* To be done
Pull every "Attacchi" line out of the data below.

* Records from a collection
▼
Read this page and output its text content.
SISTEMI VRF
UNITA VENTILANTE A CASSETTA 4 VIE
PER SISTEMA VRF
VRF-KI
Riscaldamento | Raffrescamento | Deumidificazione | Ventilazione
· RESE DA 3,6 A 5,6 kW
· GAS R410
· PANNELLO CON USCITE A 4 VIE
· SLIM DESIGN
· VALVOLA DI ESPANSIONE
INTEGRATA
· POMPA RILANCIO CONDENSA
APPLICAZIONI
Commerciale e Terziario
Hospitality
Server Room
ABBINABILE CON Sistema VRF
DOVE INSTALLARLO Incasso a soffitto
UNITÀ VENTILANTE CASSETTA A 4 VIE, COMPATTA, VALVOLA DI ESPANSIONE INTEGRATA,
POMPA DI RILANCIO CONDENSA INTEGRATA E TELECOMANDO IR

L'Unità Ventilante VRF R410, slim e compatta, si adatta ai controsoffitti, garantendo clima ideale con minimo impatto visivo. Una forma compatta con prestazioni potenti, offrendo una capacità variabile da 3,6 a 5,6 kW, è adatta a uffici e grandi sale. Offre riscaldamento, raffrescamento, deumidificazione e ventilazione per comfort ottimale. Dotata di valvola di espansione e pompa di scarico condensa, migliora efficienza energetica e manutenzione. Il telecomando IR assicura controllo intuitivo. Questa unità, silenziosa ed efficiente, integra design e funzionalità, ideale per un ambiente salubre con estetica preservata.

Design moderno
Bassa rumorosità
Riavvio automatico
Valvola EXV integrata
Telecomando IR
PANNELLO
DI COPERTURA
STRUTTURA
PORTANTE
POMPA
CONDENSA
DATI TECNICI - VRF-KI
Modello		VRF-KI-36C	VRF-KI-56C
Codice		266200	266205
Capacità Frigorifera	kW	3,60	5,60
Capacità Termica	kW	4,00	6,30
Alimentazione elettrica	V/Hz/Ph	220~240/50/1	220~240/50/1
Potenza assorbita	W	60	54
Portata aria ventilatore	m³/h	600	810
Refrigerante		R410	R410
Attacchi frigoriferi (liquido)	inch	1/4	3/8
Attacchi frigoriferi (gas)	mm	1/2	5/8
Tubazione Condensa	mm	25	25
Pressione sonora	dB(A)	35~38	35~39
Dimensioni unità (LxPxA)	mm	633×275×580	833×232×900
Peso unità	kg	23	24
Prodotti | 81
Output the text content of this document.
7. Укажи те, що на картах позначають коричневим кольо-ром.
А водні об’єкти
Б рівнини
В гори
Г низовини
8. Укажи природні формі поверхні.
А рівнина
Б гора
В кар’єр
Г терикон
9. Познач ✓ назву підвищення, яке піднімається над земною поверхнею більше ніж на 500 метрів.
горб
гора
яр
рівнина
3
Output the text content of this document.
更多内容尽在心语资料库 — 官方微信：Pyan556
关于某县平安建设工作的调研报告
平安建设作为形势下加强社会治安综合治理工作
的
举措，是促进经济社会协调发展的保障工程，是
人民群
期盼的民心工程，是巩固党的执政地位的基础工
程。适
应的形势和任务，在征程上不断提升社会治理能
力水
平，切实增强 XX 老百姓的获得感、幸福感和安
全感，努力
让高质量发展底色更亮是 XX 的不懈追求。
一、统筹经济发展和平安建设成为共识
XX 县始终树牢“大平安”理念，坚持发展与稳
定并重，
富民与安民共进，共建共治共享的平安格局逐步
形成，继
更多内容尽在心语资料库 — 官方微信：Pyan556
▲
* The output
Attacchi frigoriferi (liquido)	inch	1/4	3/8
Attacchi frigoriferi (gas)	mm	1/2	5/8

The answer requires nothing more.